Begin DATASET EXTRACT

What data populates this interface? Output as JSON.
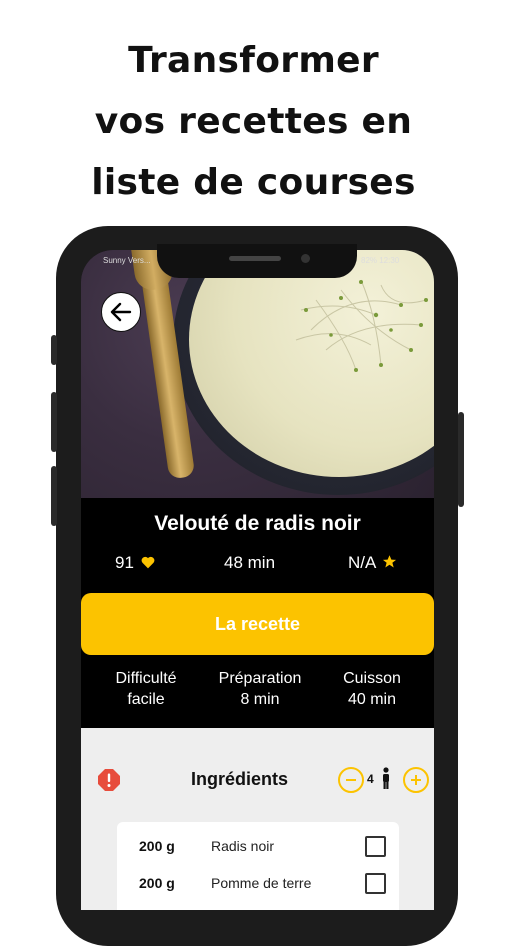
{
  "headline": [
    "Transformer",
    "vos recettes en",
    "liste de courses"
  ],
  "status_bar": {
    "left": "Sunny Vers...",
    "right": "82% 12:30"
  },
  "recipe": {
    "title": "Velouté de radis noir",
    "likes": "91",
    "time": "48 min",
    "rating": "N/A"
  },
  "cta_label": "La recette",
  "meta": [
    {
      "label": "Difficulté",
      "value": "facile"
    },
    {
      "label": "Préparation",
      "value": "8 min"
    },
    {
      "label": "Cuisson",
      "value": "40 min"
    }
  ],
  "ingredients": {
    "title": "Ingrédients",
    "servings": "4",
    "items": [
      {
        "qty": "200 g",
        "name": "Radis noir"
      },
      {
        "qty": "200 g",
        "name": "Pomme de terre"
      }
    ]
  },
  "colors": {
    "accent": "#fcc300",
    "alert": "#e74c3c",
    "background": "#000000"
  },
  "icons": [
    "arrow-left-icon",
    "heart-icon",
    "star-icon",
    "alert-icon",
    "minus-icon",
    "plus-icon",
    "person-icon",
    "checkbox-icon"
  ]
}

End DATASET EXTRACT

STATED TASK:
The pictures in the entries should be left out; output everything else exactly.

EXPECTED ANSWER:
What data populates this interface? Output as JSON.
{
  "headline": [
    "Transformer",
    "vos recettes en",
    "liste de courses"
  ],
  "status_bar": {
    "left": "Sunny Vers...",
    "right": "82% 12:30"
  },
  "recipe": {
    "title": "Velouté de radis noir",
    "likes": "91",
    "time": "48 min",
    "rating": "N/A"
  },
  "cta_label": "La recette",
  "meta": [
    {
      "label": "Difficulté",
      "value": "facile"
    },
    {
      "label": "Préparation",
      "value": "8 min"
    },
    {
      "label": "Cuisson",
      "value": "40 min"
    }
  ],
  "ingredients": {
    "title": "Ingrédients",
    "servings": "4",
    "items": [
      {
        "qty": "200 g",
        "name": "Radis noir"
      },
      {
        "qty": "200 g",
        "name": "Pomme de terre"
      }
    ]
  },
  "colors": {
    "accent": "#fcc300",
    "alert": "#e74c3c",
    "background": "#000000"
  },
  "icons": [
    "arrow-left-icon",
    "heart-icon",
    "star-icon",
    "alert-icon",
    "minus-icon",
    "plus-icon",
    "person-icon",
    "checkbox-icon"
  ]
}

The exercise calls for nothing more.